→ **Your instructions**: Copy out lines with the word "name" from the material that follows.

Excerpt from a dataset
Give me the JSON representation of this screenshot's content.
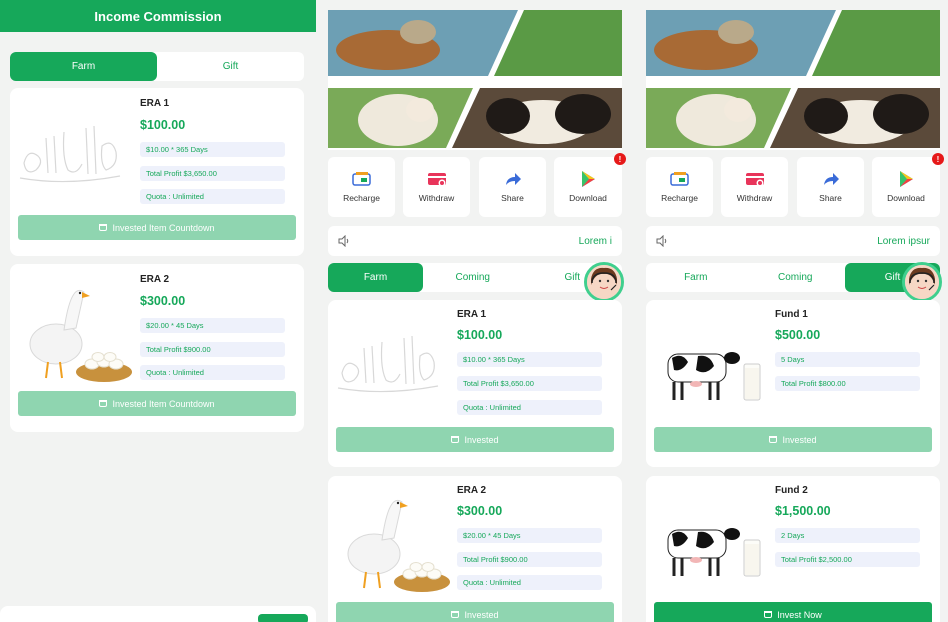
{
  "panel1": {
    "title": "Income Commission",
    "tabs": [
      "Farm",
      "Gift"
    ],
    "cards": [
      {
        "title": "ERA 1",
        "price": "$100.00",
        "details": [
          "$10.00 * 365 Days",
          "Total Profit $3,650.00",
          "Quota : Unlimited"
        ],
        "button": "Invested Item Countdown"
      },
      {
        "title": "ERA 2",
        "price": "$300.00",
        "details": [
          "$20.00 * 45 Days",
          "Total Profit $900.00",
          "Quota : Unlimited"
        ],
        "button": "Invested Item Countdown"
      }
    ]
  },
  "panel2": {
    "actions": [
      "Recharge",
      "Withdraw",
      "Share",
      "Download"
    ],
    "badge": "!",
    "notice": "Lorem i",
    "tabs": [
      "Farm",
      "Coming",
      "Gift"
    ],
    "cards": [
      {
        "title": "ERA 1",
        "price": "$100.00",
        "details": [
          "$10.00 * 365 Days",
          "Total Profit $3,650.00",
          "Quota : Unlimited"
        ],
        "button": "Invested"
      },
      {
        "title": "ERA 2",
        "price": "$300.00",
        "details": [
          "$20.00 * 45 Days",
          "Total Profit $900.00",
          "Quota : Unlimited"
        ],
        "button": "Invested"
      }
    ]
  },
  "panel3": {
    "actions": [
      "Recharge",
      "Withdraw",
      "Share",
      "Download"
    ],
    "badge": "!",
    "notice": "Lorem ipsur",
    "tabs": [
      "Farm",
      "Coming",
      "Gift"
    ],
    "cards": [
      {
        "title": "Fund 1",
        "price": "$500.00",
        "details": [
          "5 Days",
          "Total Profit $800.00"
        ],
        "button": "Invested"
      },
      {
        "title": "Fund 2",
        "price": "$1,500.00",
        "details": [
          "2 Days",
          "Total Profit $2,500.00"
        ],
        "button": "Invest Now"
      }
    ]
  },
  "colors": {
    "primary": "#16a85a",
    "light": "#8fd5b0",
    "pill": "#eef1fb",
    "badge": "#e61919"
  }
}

---

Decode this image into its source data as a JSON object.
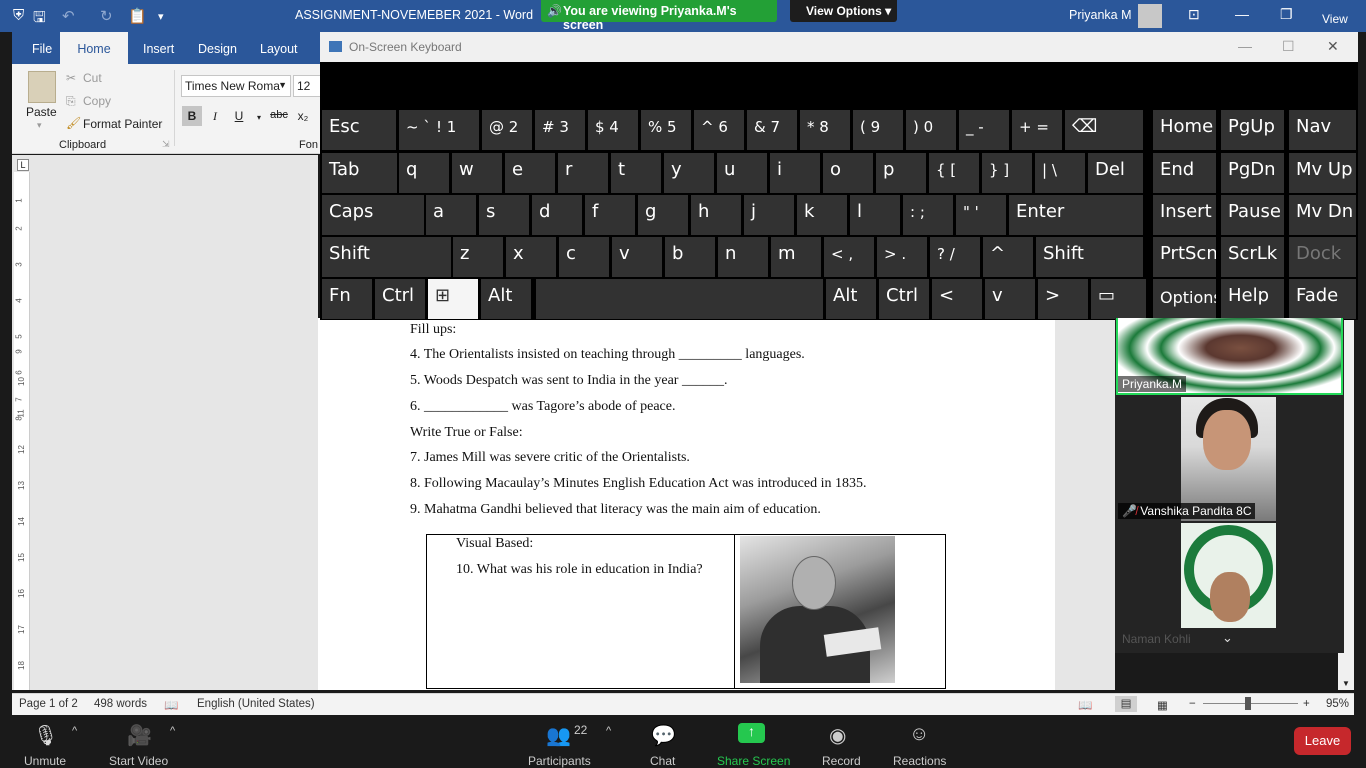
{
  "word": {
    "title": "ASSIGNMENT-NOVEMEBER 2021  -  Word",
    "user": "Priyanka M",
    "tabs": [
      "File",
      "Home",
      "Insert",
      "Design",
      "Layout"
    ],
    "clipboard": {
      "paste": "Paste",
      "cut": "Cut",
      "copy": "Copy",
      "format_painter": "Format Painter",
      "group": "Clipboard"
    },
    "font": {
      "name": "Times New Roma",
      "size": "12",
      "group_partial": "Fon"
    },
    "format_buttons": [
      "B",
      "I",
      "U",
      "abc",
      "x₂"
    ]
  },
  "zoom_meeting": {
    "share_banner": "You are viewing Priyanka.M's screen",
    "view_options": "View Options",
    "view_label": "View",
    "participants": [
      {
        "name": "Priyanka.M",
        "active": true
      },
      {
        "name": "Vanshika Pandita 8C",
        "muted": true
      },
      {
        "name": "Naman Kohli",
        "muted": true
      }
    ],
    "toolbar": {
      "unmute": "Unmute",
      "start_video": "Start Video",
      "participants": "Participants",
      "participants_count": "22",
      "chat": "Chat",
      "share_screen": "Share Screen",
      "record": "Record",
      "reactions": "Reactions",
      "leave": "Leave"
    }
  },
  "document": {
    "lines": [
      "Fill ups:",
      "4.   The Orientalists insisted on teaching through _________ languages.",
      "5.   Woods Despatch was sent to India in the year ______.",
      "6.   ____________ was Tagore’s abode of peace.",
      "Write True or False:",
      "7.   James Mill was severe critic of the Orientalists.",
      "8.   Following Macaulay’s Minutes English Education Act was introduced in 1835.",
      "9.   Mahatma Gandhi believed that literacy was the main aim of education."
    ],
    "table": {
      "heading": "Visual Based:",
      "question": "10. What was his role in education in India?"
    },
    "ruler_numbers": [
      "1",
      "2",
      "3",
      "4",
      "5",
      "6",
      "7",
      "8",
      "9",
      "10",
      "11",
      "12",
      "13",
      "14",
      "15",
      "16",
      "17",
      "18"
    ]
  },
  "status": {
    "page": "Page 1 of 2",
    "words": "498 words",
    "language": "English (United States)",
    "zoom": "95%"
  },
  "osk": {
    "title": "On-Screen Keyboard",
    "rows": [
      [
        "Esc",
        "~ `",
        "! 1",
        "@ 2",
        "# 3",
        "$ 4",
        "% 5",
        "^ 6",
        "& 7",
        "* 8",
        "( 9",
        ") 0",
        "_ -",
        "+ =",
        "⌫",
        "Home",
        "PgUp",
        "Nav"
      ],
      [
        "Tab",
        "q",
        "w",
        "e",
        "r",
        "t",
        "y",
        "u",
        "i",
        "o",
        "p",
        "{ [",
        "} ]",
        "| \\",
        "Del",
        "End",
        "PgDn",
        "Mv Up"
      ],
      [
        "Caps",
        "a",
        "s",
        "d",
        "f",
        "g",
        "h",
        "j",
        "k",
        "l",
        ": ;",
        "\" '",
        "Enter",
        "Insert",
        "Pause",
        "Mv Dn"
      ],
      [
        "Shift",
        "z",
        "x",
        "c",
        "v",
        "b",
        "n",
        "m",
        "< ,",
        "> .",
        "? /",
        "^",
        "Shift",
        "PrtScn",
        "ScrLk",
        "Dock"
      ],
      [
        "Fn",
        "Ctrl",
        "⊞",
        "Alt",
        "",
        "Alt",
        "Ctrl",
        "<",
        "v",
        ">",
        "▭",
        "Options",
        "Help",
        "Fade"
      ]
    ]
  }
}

→ **Result for this task**:
      "name": "Times New Roma",
        "name": "Priyanka.M",
        "name": "Vanshika Pandita 8C",
        "name": "Naman Kohli",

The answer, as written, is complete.